TO DO » Each line that follows should be printed again exactly as it stands.

Entries with figure data
★ ★ ★ ★

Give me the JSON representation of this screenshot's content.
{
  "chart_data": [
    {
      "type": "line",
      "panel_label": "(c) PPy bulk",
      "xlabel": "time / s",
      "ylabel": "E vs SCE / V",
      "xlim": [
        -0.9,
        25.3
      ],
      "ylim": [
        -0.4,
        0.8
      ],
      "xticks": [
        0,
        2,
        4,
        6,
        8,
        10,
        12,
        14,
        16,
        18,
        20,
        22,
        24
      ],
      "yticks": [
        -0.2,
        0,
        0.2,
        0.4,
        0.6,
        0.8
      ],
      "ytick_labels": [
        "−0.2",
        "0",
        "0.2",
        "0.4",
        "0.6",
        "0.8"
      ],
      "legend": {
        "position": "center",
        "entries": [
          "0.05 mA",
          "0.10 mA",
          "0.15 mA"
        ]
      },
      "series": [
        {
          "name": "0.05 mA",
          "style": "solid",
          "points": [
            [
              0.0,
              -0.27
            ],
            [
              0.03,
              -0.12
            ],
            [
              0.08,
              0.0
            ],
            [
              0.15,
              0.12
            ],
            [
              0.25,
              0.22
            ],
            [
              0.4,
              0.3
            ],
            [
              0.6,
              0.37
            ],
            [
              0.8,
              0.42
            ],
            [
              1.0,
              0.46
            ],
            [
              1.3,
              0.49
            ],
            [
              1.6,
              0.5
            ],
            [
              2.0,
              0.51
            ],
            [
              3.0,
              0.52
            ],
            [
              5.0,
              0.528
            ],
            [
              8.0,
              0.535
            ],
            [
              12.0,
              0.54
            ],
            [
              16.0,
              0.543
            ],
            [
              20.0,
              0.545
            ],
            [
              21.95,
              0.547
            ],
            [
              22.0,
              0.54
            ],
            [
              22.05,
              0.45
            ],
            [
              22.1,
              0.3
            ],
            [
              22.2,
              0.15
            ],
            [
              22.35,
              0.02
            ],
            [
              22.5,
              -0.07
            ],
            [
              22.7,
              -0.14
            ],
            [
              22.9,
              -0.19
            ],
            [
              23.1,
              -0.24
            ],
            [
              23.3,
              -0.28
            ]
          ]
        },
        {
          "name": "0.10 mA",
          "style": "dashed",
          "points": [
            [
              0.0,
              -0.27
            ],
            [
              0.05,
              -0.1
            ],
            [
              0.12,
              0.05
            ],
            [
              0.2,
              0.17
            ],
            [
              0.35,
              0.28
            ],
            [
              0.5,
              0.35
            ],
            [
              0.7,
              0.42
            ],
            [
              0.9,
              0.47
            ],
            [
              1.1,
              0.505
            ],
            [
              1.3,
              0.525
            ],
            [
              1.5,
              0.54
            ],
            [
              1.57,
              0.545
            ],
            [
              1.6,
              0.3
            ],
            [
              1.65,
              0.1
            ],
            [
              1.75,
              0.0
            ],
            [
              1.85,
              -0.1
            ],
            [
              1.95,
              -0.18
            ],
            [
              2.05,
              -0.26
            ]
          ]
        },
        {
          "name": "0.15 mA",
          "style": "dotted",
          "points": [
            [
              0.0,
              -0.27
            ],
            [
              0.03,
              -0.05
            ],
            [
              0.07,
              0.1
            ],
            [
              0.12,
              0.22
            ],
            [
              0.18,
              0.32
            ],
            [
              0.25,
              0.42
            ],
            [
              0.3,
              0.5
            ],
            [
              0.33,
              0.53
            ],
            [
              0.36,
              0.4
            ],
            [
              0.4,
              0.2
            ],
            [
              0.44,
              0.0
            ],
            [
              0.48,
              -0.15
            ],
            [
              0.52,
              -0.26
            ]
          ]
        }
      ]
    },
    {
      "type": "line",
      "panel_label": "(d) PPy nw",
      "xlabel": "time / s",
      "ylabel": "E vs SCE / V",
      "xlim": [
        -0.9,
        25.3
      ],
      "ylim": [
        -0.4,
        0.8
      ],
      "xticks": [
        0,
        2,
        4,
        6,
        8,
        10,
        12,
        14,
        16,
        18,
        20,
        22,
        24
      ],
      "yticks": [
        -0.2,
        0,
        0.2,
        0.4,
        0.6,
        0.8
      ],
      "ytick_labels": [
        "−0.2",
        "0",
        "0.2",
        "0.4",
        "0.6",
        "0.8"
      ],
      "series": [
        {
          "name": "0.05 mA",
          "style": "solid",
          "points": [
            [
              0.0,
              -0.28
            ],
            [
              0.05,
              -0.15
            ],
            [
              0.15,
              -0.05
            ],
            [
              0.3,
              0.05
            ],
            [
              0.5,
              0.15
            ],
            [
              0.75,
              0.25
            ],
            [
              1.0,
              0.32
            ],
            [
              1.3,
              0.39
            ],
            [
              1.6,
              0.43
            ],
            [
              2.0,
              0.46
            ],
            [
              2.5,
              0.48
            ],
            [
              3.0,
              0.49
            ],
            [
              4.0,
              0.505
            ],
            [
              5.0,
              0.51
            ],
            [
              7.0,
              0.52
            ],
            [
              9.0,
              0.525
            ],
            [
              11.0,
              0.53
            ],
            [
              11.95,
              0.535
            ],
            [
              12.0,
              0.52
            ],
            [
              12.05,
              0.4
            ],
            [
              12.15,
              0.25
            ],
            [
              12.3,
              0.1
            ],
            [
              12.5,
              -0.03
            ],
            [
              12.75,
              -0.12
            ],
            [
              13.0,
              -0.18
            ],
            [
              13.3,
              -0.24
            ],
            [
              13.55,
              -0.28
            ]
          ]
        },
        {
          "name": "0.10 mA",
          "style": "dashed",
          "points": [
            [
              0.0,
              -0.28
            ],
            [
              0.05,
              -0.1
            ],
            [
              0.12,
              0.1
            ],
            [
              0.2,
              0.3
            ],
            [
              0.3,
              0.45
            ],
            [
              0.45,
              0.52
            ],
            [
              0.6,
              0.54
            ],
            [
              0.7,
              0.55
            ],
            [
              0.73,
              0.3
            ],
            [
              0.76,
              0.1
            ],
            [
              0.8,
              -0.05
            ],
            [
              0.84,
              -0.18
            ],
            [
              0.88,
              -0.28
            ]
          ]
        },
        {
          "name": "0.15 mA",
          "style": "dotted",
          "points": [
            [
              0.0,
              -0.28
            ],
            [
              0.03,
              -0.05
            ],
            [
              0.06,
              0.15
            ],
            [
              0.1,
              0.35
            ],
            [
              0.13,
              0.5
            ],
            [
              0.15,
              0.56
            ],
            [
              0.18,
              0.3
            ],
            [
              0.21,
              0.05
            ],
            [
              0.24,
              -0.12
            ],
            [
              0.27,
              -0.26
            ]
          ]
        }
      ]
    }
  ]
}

★ ★ ★ ★

EXERCISE OUTPUT »
Give me the JSON representation of this screenshot's content.
{
  "chart_data": [
    {
      "type": "line",
      "panel_label": "(c) PPy bulk",
      "xlabel": "time / s",
      "ylabel": "E vs SCE / V",
      "xlim": [
        -0.9,
        25.3
      ],
      "ylim": [
        -0.4,
        0.8
      ],
      "xticks": [
        0,
        2,
        4,
        6,
        8,
        10,
        12,
        14,
        16,
        18,
        20,
        22,
        24
      ],
      "yticks": [
        -0.2,
        0,
        0.2,
        0.4,
        0.6,
        0.8
      ],
      "ytick_labels": [
        "−0.2",
        "0",
        "0.2",
        "0.4",
        "0.6",
        "0.8"
      ],
      "legend": {
        "position": "center",
        "entries": [
          "0.05 mA",
          "0.10 mA",
          "0.15 mA"
        ]
      },
      "series": [
        {
          "name": "0.05 mA",
          "style": "solid",
          "points": [
            [
              0.0,
              -0.27
            ],
            [
              0.03,
              -0.12
            ],
            [
              0.08,
              0.0
            ],
            [
              0.15,
              0.12
            ],
            [
              0.25,
              0.22
            ],
            [
              0.4,
              0.3
            ],
            [
              0.6,
              0.37
            ],
            [
              0.8,
              0.42
            ],
            [
              1.0,
              0.46
            ],
            [
              1.3,
              0.49
            ],
            [
              1.6,
              0.5
            ],
            [
              2.0,
              0.51
            ],
            [
              3.0,
              0.52
            ],
            [
              5.0,
              0.528
            ],
            [
              8.0,
              0.535
            ],
            [
              12.0,
              0.54
            ],
            [
              16.0,
              0.543
            ],
            [
              20.0,
              0.545
            ],
            [
              21.95,
              0.547
            ],
            [
              22.0,
              0.54
            ],
            [
              22.05,
              0.45
            ],
            [
              22.1,
              0.3
            ],
            [
              22.2,
              0.15
            ],
            [
              22.35,
              0.02
            ],
            [
              22.5,
              -0.07
            ],
            [
              22.7,
              -0.14
            ],
            [
              22.9,
              -0.19
            ],
            [
              23.1,
              -0.24
            ],
            [
              23.3,
              -0.28
            ]
          ]
        },
        {
          "name": "0.10 mA",
          "style": "dashed",
          "points": [
            [
              0.0,
              -0.27
            ],
            [
              0.05,
              -0.1
            ],
            [
              0.12,
              0.05
            ],
            [
              0.2,
              0.17
            ],
            [
              0.35,
              0.28
            ],
            [
              0.5,
              0.35
            ],
            [
              0.7,
              0.42
            ],
            [
              0.9,
              0.47
            ],
            [
              1.1,
              0.505
            ],
            [
              1.3,
              0.525
            ],
            [
              1.5,
              0.54
            ],
            [
              1.57,
              0.545
            ],
            [
              1.6,
              0.3
            ],
            [
              1.65,
              0.1
            ],
            [
              1.75,
              0.0
            ],
            [
              1.85,
              -0.1
            ],
            [
              1.95,
              -0.18
            ],
            [
              2.05,
              -0.26
            ]
          ]
        },
        {
          "name": "0.15 mA",
          "style": "dotted",
          "points": [
            [
              0.0,
              -0.27
            ],
            [
              0.03,
              -0.05
            ],
            [
              0.07,
              0.1
            ],
            [
              0.12,
              0.22
            ],
            [
              0.18,
              0.32
            ],
            [
              0.25,
              0.42
            ],
            [
              0.3,
              0.5
            ],
            [
              0.33,
              0.53
            ],
            [
              0.36,
              0.4
            ],
            [
              0.4,
              0.2
            ],
            [
              0.44,
              0.0
            ],
            [
              0.48,
              -0.15
            ],
            [
              0.52,
              -0.26
            ]
          ]
        }
      ]
    },
    {
      "type": "line",
      "panel_label": "(d) PPy nw",
      "xlabel": "time / s",
      "ylabel": "E vs SCE / V",
      "xlim": [
        -0.9,
        25.3
      ],
      "ylim": [
        -0.4,
        0.8
      ],
      "xticks": [
        0,
        2,
        4,
        6,
        8,
        10,
        12,
        14,
        16,
        18,
        20,
        22,
        24
      ],
      "yticks": [
        -0.2,
        0,
        0.2,
        0.4,
        0.6,
        0.8
      ],
      "ytick_labels": [
        "−0.2",
        "0",
        "0.2",
        "0.4",
        "0.6",
        "0.8"
      ],
      "series": [
        {
          "name": "0.05 mA",
          "style": "solid",
          "points": [
            [
              0.0,
              -0.28
            ],
            [
              0.05,
              -0.15
            ],
            [
              0.15,
              -0.05
            ],
            [
              0.3,
              0.05
            ],
            [
              0.5,
              0.15
            ],
            [
              0.75,
              0.25
            ],
            [
              1.0,
              0.32
            ],
            [
              1.3,
              0.39
            ],
            [
              1.6,
              0.43
            ],
            [
              2.0,
              0.46
            ],
            [
              2.5,
              0.48
            ],
            [
              3.0,
              0.49
            ],
            [
              4.0,
              0.505
            ],
            [
              5.0,
              0.51
            ],
            [
              7.0,
              0.52
            ],
            [
              9.0,
              0.525
            ],
            [
              11.0,
              0.53
            ],
            [
              11.95,
              0.535
            ],
            [
              12.0,
              0.52
            ],
            [
              12.05,
              0.4
            ],
            [
              12.15,
              0.25
            ],
            [
              12.3,
              0.1
            ],
            [
              12.5,
              -0.03
            ],
            [
              12.75,
              -0.12
            ],
            [
              13.0,
              -0.18
            ],
            [
              13.3,
              -0.24
            ],
            [
              13.55,
              -0.28
            ]
          ]
        },
        {
          "name": "0.10 mA",
          "style": "dashed",
          "points": [
            [
              0.0,
              -0.28
            ],
            [
              0.05,
              -0.1
            ],
            [
              0.12,
              0.1
            ],
            [
              0.2,
              0.3
            ],
            [
              0.3,
              0.45
            ],
            [
              0.45,
              0.52
            ],
            [
              0.6,
              0.54
            ],
            [
              0.7,
              0.55
            ],
            [
              0.73,
              0.3
            ],
            [
              0.76,
              0.1
            ],
            [
              0.8,
              -0.05
            ],
            [
              0.84,
              -0.18
            ],
            [
              0.88,
              -0.28
            ]
          ]
        },
        {
          "name": "0.15 mA",
          "style": "dotted",
          "points": [
            [
              0.0,
              -0.28
            ],
            [
              0.03,
              -0.05
            ],
            [
              0.06,
              0.15
            ],
            [
              0.1,
              0.35
            ],
            [
              0.13,
              0.5
            ],
            [
              0.15,
              0.56
            ],
            [
              0.18,
              0.3
            ],
            [
              0.21,
              0.05
            ],
            [
              0.24,
              -0.12
            ],
            [
              0.27,
              -0.26
            ]
          ]
        }
      ]
    }
  ]
}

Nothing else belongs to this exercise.